REQUEST A
Translate this sentence from the post below into Spanish: "This is the code that saves the data to a file:"

1

I have a file like this:

aarónico
aaronita
ababol
abacá
abacería
abacero
ábaco
#more words, with no ascii chars

When i read and print that file to the console, it prints exactly the same, as expected, but when i do:

f.write(json.dumps({word: Lookup(line)}))

This is saved instead:

{"aar\u00f3nico": ["Stuff"]}

When i expected:

{"aarónico": ["Stuff"]}

I need to get the same when i jason.loads() it, but i don't know where or how to do the encoding or if it's needed to get it to work.

EDIT

This is the code that saves the data to a file:

with open(LEMARIO_FILE, "r") as flemario:
    with open(DATA_FILE, "w") as f:
        while True:
            word = flemario.readline().strip()

REQUEST B
In the entries below, copy every line between the one holding "chart-title: Christmas events" and the one holding "bar-value-label: 60% — [1578, 274, 1655, 312]", inclusive, with no changes.

AVAILABLE RECORDS

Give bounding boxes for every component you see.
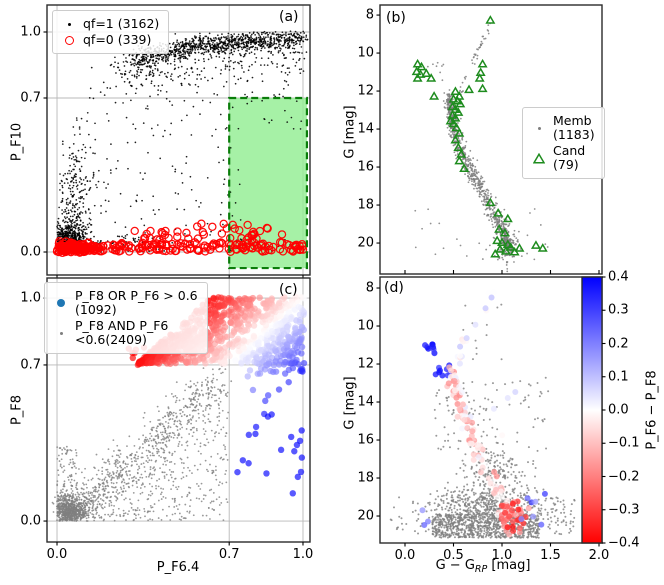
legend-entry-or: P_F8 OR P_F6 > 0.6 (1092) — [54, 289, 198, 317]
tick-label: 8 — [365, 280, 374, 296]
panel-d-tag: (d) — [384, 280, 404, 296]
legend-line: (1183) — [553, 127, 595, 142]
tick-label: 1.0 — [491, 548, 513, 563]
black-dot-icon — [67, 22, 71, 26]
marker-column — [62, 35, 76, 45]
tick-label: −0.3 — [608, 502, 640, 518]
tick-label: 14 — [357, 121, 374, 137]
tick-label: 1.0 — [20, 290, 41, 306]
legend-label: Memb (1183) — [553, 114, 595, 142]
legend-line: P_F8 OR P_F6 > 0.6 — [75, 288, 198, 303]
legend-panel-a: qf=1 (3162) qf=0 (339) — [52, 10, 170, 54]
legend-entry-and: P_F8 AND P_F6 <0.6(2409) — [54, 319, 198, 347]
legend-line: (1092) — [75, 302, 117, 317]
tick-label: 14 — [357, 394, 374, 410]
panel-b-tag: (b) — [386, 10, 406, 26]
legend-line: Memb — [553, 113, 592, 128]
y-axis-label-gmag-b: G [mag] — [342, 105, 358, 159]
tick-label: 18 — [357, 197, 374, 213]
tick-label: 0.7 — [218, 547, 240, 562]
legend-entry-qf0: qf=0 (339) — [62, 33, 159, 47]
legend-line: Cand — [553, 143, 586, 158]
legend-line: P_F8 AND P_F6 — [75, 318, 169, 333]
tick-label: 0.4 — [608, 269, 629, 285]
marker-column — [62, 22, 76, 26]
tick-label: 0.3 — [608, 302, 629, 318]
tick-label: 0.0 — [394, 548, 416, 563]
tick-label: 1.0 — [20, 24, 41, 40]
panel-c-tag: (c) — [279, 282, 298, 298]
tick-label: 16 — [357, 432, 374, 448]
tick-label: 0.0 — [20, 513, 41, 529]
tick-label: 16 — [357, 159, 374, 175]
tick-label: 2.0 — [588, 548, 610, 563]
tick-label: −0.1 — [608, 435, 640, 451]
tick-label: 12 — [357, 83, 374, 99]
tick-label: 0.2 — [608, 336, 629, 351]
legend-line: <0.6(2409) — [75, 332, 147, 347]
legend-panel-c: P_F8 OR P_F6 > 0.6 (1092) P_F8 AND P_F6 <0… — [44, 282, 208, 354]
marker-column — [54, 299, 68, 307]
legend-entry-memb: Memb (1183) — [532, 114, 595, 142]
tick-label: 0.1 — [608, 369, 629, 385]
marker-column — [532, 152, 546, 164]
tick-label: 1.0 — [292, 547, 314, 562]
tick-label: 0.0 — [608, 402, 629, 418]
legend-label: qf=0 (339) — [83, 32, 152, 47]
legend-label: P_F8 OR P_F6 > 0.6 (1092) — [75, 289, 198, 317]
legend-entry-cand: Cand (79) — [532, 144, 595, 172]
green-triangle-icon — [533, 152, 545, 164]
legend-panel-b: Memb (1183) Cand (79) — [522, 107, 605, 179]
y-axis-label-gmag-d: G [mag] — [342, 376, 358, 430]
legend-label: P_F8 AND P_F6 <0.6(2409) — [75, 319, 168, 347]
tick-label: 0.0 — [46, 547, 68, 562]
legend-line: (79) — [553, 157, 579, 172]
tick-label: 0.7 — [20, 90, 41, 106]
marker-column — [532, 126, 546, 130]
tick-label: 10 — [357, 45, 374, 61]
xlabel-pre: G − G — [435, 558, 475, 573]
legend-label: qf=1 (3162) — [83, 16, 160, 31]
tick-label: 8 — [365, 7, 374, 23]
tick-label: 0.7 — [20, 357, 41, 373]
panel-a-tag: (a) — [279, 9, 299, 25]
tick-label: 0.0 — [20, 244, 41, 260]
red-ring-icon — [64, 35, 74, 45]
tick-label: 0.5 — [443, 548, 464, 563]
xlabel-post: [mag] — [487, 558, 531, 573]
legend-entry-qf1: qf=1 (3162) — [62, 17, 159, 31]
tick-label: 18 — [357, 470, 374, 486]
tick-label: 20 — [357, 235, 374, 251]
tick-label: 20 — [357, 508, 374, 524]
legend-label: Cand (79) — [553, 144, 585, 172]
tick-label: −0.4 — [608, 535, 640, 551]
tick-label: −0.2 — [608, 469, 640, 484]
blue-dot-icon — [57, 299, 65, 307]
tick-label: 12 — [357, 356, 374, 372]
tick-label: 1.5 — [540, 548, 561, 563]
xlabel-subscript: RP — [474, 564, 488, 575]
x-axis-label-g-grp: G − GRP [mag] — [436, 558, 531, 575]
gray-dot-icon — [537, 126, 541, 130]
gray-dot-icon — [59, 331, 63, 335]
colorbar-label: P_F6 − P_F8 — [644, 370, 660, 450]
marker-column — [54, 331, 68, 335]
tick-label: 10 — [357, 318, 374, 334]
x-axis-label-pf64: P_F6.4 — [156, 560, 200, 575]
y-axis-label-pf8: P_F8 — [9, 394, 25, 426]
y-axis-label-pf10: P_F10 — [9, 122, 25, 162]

...

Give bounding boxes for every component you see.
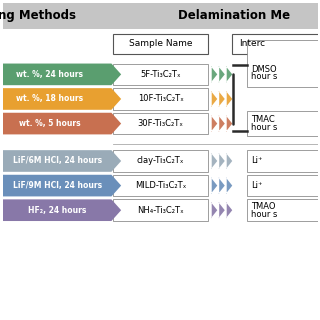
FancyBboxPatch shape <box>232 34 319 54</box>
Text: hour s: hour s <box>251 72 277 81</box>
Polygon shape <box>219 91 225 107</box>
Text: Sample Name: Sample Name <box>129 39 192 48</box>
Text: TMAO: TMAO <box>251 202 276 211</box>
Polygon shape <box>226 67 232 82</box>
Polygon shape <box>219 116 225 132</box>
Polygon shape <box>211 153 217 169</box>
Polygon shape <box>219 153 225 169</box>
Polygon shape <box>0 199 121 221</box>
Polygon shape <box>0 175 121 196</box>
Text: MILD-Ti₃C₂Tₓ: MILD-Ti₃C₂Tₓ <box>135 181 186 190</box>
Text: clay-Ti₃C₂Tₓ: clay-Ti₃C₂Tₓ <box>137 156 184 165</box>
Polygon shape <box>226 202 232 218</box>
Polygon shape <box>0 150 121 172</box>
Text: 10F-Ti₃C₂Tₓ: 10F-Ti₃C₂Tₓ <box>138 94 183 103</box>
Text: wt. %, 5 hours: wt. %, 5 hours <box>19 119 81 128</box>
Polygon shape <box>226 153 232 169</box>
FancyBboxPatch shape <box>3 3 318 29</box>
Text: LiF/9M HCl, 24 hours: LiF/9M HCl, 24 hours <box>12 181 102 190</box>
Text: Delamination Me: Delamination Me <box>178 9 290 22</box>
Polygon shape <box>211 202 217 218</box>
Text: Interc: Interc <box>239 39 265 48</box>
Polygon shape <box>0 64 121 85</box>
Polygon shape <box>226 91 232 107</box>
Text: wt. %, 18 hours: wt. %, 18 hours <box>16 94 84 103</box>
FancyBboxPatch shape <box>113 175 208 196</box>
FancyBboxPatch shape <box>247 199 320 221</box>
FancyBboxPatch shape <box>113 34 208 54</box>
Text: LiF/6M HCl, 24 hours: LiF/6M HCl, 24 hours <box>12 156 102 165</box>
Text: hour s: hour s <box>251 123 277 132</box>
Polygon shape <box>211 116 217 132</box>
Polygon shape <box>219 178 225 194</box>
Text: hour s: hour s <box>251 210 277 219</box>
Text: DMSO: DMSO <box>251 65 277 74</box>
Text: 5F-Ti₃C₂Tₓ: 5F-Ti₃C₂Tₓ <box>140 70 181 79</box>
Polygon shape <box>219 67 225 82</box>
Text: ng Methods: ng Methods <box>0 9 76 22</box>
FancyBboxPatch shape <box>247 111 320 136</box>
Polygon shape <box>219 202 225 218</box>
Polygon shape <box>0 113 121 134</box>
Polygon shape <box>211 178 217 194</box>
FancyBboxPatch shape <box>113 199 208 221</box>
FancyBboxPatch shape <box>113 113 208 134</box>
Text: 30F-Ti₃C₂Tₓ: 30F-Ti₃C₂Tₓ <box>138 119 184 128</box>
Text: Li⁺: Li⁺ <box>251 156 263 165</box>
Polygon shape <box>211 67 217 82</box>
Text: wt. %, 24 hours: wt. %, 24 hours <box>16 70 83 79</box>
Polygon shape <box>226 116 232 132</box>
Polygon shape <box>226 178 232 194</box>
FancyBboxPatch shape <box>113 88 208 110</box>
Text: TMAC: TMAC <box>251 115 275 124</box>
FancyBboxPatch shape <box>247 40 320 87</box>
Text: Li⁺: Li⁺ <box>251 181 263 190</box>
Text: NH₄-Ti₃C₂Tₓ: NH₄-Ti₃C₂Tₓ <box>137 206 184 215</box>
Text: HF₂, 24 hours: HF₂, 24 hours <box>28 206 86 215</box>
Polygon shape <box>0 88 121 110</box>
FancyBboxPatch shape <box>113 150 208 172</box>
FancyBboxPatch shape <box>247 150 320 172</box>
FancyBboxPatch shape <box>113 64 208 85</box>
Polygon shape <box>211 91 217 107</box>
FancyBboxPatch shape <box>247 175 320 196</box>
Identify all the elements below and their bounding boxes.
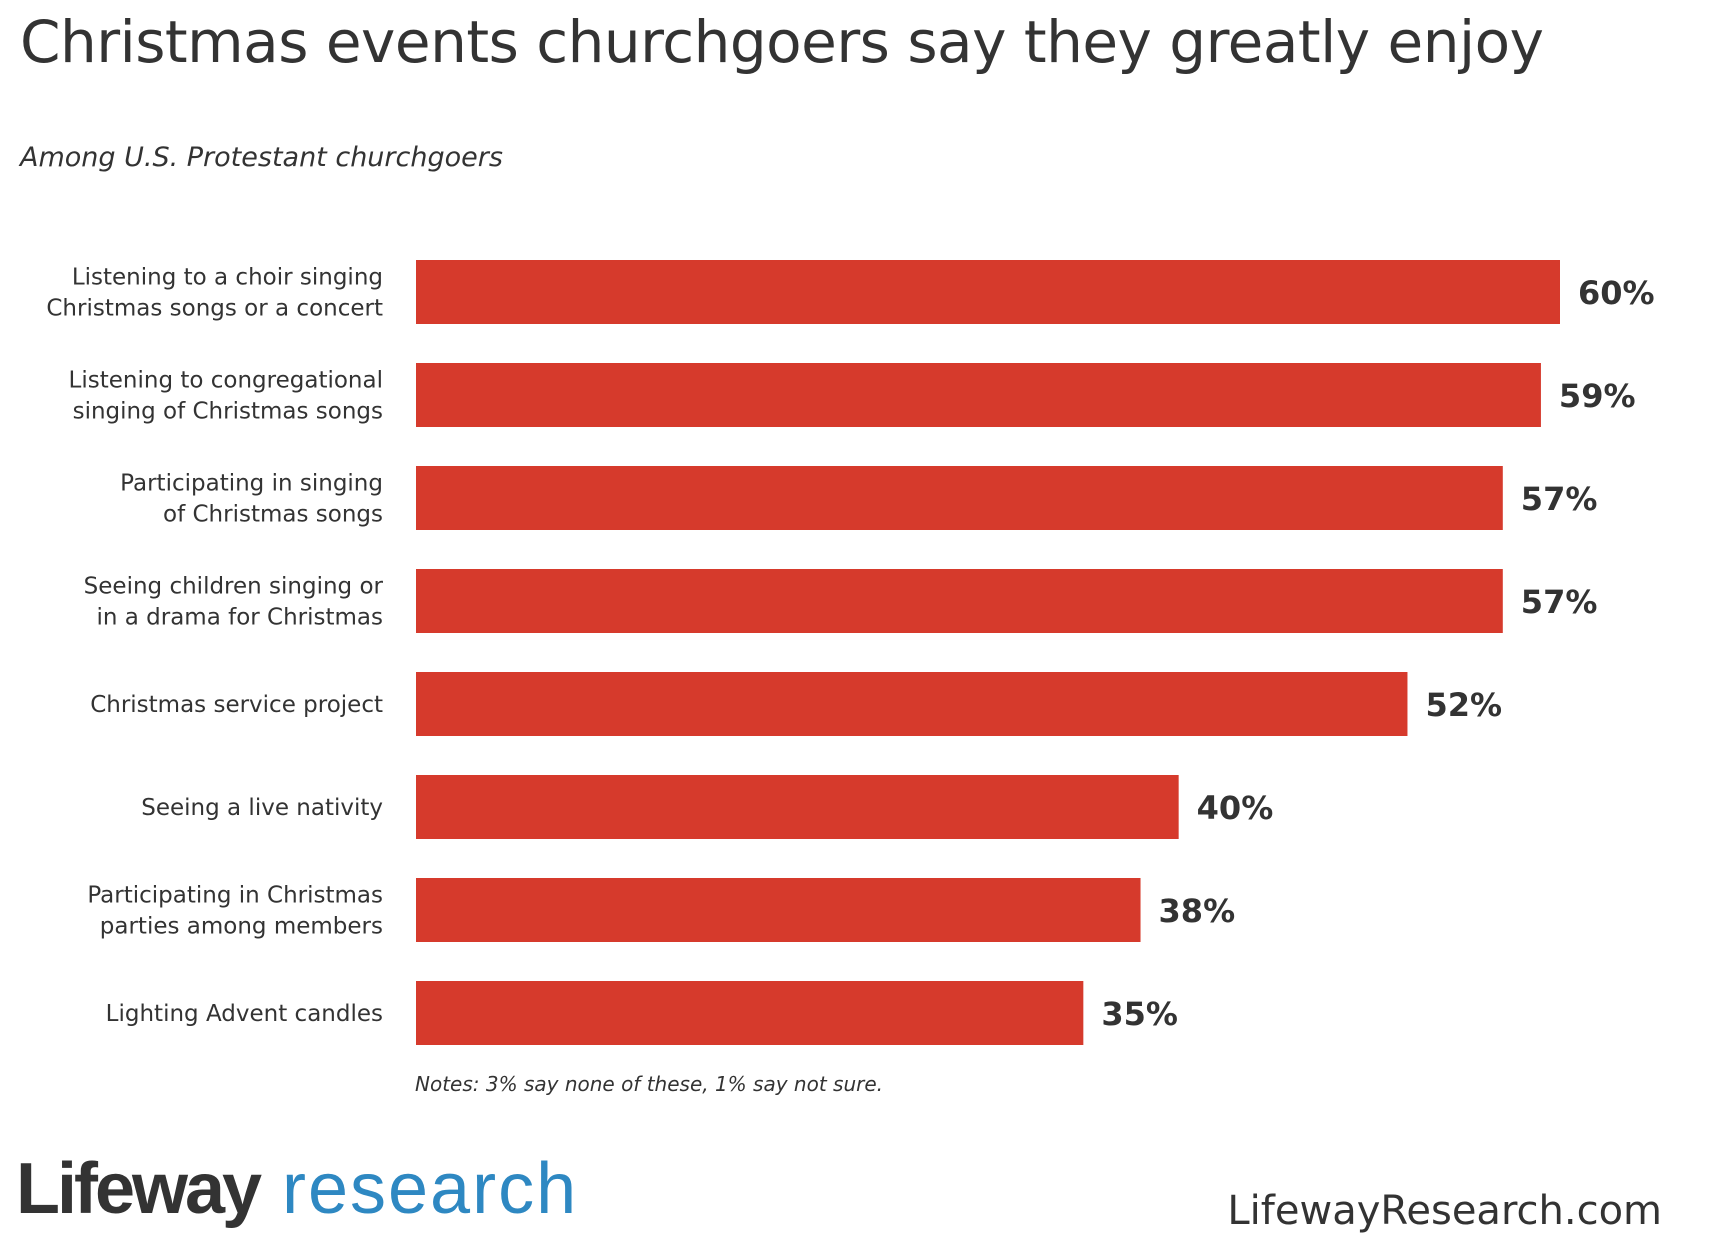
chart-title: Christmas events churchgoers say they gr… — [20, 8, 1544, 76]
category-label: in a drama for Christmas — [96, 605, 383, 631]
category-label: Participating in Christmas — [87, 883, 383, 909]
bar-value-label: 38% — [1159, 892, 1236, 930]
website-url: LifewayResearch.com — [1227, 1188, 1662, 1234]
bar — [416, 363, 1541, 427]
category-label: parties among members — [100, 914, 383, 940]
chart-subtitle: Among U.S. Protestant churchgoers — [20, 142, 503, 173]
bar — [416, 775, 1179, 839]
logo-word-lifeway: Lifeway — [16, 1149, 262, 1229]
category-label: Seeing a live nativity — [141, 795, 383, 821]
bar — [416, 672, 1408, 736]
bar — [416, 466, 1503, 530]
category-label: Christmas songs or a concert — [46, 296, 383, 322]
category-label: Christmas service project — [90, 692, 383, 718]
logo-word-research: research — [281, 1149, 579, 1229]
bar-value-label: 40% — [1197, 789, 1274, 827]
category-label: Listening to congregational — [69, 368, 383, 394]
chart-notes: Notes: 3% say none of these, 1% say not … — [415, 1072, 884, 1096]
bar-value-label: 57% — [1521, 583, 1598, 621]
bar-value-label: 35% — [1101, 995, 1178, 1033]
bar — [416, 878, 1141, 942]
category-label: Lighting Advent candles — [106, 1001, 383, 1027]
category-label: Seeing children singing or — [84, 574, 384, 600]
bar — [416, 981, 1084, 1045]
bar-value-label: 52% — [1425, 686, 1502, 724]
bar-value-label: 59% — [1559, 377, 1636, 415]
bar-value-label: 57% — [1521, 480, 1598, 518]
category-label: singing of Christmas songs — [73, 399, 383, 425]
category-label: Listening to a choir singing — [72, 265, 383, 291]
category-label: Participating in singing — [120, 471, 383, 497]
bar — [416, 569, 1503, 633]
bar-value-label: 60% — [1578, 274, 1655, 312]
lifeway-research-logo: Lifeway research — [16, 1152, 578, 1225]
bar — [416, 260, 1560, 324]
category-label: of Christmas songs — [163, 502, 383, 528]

---

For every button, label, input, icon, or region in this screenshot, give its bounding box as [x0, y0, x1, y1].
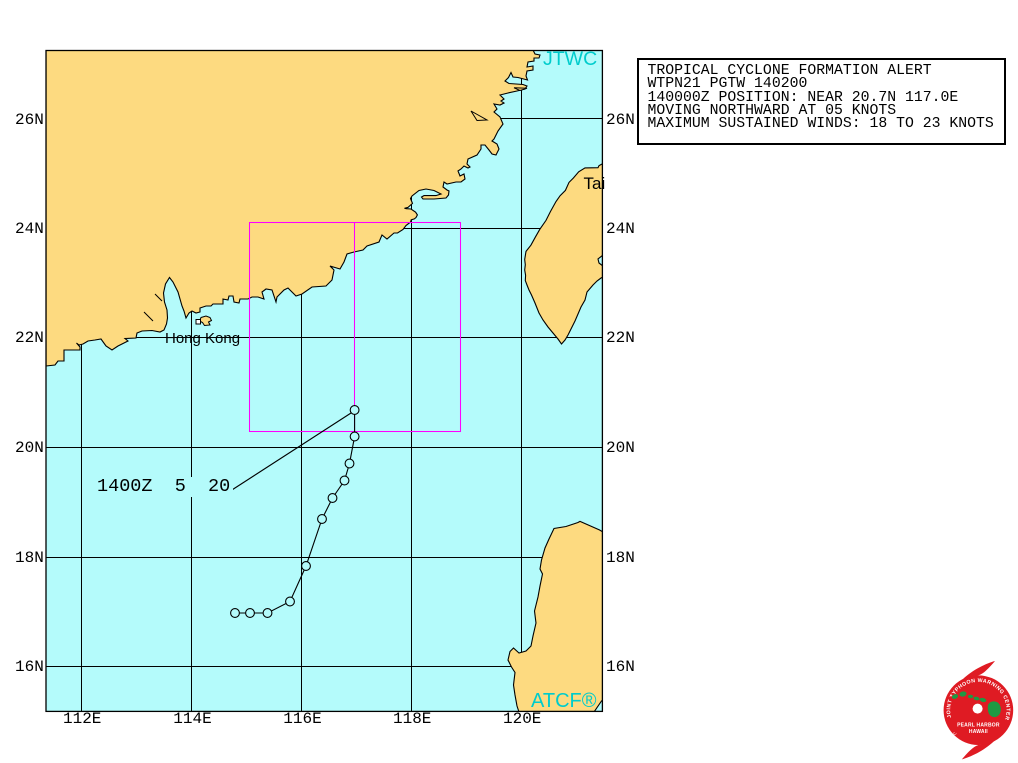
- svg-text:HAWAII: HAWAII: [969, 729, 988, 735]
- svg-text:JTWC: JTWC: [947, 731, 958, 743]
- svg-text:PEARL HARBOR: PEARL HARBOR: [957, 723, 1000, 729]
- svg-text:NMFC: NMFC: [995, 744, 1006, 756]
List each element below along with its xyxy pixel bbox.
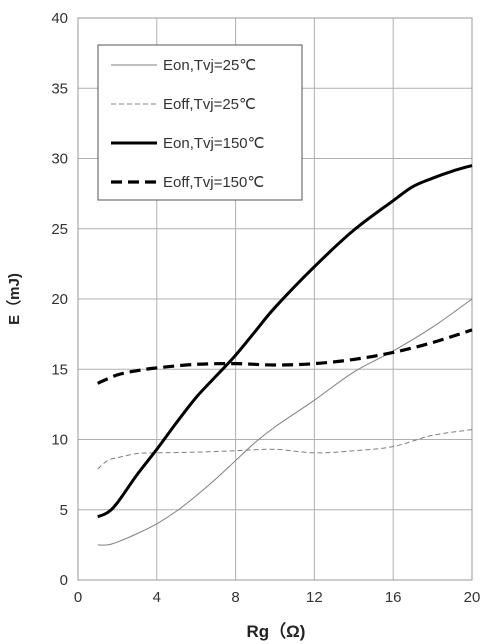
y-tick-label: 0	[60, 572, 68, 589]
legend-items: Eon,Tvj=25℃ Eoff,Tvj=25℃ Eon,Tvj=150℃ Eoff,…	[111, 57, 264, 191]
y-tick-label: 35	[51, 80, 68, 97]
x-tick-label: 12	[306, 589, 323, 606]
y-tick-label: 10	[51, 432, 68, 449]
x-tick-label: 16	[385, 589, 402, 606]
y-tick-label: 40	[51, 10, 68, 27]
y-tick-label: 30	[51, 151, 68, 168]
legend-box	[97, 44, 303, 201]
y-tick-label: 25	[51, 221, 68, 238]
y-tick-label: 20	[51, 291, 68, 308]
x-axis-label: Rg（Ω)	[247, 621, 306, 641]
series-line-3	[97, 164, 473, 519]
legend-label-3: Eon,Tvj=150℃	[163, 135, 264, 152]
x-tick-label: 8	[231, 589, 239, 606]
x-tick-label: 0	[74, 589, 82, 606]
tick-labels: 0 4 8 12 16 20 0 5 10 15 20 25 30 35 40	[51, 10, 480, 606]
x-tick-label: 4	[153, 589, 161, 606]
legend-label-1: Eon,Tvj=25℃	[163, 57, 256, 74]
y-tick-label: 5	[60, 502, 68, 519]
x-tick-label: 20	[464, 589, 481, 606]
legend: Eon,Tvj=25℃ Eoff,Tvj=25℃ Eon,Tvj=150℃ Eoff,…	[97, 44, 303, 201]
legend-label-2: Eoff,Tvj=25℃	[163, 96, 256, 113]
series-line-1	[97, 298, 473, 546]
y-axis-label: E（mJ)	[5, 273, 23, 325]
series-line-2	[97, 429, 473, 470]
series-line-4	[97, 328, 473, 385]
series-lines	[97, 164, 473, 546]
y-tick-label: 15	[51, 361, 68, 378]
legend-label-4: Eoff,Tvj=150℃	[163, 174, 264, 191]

CORRECT RESPONSE A
Este es el código que guarda los datos en un archivo:

CORRECT RESPONSE B
chart-title: Christmas events churchgoers say they gr… — [20, 8, 1544, 76]
category-label: in a drama for Christmas — [96, 605, 383, 631]
category-label: Participating in Christmas — [87, 883, 383, 909]
bar-value-label: 38% — [1159, 892, 1236, 930]
website-url: LifewayResearch.com — [1227, 1188, 1662, 1234]
bar — [416, 363, 1541, 427]
category-label: parties among members — [100, 914, 383, 940]
chart-subtitle: Among U.S. Protestant churchgoers — [20, 142, 503, 173]
bar — [416, 775, 1179, 839]
logo-word-lifeway: Lifeway — [16, 1149, 262, 1229]
category-label: Seeing a live nativity — [141, 795, 383, 821]
bar — [416, 672, 1408, 736]
bar — [416, 466, 1503, 530]
category-label: Christmas songs or a concert — [46, 296, 383, 322]
category-label: Christmas service project — [90, 692, 383, 718]
logo-word-research: research — [281, 1149, 579, 1229]
bar-value-label: 40% — [1197, 789, 1274, 827]
category-label: Listening to congregational — [69, 368, 383, 394]
chart-notes: Notes: 3% say none of these, 1% say not … — [415, 1072, 884, 1096]
bar-value-label: 57% — [1521, 583, 1598, 621]
bar-value-label: 35% — [1101, 995, 1178, 1033]
bar — [416, 878, 1141, 942]
category-label: Lighting Advent candles — [106, 1001, 383, 1027]
category-label: Seeing children singing or — [84, 574, 384, 600]
bar — [416, 981, 1084, 1045]
bar-value-label: 52% — [1425, 686, 1502, 724]
bar-value-label: 59% — [1559, 377, 1636, 415]
bar-value-label: 57% — [1521, 480, 1598, 518]
category-label: singing of Christmas songs — [73, 399, 383, 425]
category-label: Listening to a choir singing — [72, 265, 383, 291]
category-label: Participating in singing — [120, 471, 383, 497]
bar — [416, 569, 1503, 633]
bar-value-label: 60% — [1578, 274, 1655, 312]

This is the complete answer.